-- BEGIN --

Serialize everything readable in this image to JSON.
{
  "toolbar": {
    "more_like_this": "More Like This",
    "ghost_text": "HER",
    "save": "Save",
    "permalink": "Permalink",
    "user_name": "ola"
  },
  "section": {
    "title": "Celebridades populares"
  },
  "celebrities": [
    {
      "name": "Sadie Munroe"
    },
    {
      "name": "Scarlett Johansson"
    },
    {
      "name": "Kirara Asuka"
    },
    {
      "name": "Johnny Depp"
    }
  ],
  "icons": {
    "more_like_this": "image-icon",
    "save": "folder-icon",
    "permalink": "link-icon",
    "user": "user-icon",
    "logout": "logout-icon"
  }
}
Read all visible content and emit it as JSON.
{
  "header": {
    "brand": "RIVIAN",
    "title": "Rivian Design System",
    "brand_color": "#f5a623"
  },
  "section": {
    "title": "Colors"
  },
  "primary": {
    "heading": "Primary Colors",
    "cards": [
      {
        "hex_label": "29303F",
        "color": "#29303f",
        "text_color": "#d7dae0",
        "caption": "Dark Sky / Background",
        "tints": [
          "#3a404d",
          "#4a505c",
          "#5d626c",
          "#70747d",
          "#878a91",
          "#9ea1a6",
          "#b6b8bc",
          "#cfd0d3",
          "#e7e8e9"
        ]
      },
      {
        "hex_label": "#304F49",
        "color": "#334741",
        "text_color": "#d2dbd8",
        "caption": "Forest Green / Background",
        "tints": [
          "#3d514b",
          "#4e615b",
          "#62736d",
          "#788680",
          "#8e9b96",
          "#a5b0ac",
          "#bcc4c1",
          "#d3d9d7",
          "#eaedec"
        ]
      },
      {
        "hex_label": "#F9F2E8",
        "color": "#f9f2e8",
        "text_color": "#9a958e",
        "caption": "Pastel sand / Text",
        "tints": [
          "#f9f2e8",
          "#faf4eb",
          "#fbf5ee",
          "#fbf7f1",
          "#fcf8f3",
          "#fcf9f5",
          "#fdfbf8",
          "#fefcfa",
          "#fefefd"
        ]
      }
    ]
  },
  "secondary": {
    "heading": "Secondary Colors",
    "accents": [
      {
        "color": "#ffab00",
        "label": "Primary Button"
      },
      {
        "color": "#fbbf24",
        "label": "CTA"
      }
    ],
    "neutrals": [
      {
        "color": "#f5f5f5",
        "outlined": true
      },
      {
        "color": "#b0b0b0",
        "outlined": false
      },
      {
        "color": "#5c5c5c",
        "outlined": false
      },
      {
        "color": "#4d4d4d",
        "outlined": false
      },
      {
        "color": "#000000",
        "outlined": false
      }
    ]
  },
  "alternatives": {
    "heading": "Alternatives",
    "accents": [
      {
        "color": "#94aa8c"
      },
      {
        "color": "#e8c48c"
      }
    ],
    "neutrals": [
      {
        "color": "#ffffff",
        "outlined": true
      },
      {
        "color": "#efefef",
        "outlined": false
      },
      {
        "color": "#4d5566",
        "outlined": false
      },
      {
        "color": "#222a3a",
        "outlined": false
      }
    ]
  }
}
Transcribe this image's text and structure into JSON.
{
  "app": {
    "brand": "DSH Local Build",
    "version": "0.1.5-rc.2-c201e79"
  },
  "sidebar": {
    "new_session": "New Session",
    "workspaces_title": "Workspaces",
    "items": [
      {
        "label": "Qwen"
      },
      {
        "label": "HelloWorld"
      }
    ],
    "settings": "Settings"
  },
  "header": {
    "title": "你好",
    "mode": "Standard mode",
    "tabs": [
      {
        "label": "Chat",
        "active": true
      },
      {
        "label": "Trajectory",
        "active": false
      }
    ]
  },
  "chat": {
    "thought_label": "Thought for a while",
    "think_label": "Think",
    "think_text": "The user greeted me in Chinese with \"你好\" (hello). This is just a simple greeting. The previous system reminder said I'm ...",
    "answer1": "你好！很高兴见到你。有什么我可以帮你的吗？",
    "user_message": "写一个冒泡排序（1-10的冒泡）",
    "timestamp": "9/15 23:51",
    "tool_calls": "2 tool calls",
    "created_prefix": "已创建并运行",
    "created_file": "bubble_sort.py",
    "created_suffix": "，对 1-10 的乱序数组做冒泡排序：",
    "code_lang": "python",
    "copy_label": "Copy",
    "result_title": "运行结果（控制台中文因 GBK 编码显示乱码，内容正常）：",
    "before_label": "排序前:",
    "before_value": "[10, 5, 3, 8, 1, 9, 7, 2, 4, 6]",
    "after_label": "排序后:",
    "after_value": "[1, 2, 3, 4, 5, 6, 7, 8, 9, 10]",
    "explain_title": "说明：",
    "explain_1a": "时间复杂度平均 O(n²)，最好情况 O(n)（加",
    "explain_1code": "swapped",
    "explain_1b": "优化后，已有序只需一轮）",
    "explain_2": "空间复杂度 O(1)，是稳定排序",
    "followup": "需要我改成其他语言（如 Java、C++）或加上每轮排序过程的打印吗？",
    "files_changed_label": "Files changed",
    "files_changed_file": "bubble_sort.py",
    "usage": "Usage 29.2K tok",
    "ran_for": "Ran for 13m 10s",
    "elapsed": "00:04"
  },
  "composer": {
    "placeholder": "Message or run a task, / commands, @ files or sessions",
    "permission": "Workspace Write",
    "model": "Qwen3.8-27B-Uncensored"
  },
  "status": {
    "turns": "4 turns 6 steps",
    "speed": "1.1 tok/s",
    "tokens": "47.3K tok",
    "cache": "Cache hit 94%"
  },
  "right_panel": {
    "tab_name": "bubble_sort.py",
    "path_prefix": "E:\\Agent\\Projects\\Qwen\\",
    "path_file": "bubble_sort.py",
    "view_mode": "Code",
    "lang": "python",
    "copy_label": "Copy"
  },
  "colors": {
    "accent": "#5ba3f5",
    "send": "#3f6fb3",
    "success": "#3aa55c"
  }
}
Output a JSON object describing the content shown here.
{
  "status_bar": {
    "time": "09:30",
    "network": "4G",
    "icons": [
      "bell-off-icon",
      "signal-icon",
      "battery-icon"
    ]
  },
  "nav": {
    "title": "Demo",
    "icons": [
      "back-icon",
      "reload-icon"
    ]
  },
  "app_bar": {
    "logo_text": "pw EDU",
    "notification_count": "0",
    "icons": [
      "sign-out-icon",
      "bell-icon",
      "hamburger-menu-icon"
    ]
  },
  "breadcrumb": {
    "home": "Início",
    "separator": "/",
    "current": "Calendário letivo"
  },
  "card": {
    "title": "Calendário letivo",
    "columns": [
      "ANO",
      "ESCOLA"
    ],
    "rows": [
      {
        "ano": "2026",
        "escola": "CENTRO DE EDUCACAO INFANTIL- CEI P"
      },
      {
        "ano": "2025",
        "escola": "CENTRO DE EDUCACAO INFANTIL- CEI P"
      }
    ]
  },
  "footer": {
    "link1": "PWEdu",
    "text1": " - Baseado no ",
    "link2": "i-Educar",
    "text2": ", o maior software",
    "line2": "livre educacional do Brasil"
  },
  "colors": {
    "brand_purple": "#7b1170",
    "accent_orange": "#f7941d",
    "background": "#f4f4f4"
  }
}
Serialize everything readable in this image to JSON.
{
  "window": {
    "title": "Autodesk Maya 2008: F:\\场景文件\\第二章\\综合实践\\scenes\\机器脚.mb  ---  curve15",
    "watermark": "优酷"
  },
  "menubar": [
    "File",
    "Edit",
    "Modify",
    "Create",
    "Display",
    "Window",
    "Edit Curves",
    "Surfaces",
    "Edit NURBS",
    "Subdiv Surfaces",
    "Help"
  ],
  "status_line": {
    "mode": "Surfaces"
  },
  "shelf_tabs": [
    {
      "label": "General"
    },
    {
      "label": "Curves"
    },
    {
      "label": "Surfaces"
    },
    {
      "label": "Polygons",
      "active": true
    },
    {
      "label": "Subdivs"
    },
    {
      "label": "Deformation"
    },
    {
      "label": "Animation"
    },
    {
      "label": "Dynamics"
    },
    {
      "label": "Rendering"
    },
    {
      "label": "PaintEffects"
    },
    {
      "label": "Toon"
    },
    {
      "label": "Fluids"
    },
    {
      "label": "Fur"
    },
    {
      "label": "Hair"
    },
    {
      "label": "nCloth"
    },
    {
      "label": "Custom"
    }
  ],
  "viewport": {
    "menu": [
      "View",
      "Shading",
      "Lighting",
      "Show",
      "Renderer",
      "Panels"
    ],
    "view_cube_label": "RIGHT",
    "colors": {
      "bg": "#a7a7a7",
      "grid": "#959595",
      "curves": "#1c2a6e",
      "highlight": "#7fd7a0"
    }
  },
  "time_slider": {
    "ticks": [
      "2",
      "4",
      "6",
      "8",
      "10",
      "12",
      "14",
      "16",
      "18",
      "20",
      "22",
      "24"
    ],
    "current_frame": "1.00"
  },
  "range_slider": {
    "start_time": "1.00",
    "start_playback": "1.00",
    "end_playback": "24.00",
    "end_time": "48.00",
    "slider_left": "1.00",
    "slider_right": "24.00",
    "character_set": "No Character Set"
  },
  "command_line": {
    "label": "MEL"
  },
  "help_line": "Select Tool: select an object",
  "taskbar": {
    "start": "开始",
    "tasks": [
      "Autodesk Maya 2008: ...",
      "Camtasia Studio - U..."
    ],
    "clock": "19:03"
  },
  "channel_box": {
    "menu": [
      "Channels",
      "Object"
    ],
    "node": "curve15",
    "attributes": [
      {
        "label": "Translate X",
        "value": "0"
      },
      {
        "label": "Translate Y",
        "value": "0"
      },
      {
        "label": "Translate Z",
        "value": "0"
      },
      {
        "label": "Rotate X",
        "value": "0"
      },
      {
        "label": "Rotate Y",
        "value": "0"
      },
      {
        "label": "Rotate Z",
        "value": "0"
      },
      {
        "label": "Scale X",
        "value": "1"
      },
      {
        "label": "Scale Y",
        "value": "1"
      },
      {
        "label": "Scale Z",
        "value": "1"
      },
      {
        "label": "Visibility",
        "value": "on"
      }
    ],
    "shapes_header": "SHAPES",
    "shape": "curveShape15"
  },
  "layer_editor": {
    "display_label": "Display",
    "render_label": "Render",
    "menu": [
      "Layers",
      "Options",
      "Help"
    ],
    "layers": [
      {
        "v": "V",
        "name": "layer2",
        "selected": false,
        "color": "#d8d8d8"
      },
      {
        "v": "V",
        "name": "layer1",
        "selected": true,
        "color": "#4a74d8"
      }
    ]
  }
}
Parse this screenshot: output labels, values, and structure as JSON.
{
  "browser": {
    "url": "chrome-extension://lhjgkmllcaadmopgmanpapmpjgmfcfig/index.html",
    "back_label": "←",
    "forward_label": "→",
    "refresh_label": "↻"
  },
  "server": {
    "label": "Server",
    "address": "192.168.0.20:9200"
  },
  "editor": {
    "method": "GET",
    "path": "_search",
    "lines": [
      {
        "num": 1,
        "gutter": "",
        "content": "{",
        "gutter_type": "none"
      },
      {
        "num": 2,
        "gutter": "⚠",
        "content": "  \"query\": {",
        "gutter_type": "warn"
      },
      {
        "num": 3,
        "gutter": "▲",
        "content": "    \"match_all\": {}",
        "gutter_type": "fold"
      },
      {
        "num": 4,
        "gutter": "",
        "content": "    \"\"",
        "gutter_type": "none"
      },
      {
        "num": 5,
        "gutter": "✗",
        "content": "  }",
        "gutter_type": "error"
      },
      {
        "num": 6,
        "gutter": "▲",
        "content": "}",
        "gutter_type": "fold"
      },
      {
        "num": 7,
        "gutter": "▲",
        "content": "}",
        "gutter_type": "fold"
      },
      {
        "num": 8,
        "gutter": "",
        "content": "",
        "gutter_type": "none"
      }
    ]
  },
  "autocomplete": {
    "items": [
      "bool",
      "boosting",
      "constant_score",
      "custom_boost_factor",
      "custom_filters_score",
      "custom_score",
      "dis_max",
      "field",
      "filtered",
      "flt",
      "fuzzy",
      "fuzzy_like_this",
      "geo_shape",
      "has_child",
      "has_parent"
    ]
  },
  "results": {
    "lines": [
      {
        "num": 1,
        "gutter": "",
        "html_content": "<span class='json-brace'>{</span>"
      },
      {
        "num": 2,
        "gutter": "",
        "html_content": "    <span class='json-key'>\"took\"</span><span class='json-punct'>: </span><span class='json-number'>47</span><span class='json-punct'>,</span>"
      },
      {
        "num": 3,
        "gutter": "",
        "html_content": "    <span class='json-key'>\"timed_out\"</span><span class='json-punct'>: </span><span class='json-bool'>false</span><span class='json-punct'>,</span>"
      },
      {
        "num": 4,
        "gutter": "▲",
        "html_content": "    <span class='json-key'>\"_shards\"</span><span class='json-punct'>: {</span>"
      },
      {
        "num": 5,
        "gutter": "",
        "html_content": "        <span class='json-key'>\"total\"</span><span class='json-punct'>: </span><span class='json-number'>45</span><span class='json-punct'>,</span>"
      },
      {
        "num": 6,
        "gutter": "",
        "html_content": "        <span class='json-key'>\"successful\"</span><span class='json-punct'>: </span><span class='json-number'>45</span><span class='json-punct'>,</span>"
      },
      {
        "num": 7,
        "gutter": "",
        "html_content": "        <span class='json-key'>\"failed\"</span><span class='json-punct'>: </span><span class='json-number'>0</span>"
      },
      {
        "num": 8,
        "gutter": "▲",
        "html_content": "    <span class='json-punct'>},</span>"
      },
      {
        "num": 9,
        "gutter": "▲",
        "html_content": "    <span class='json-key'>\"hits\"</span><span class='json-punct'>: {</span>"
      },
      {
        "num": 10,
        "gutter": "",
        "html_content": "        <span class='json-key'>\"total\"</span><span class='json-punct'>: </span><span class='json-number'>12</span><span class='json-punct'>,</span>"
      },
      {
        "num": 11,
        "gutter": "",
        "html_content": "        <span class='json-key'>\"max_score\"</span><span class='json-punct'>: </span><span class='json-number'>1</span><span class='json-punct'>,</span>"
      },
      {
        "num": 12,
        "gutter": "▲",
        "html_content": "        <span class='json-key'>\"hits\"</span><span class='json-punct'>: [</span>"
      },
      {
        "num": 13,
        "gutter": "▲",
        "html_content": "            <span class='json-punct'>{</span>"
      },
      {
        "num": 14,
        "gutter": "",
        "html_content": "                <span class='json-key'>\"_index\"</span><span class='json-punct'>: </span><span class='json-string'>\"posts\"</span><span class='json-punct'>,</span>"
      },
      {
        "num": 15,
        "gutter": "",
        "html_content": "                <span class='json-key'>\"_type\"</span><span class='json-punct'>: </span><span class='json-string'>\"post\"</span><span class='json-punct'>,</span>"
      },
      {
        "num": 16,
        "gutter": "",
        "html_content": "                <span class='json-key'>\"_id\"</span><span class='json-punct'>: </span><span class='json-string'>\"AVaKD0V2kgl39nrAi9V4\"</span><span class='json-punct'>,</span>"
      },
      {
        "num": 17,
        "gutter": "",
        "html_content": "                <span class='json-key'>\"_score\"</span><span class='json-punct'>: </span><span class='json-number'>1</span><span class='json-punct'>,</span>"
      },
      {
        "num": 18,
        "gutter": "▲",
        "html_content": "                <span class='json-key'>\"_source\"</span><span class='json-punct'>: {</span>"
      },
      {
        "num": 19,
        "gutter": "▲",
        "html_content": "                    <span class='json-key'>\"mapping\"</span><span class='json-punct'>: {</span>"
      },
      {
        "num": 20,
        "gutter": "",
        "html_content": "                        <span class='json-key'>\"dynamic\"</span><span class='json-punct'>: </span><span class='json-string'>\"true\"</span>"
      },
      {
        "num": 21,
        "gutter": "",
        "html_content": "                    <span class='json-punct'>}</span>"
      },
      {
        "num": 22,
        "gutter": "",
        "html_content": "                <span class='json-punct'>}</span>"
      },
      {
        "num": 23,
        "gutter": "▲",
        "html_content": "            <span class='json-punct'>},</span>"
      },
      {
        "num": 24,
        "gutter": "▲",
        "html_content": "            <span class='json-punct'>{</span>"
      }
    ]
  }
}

-- END --

Find every line holding the word "Rotate"; give their count and nothing else.

3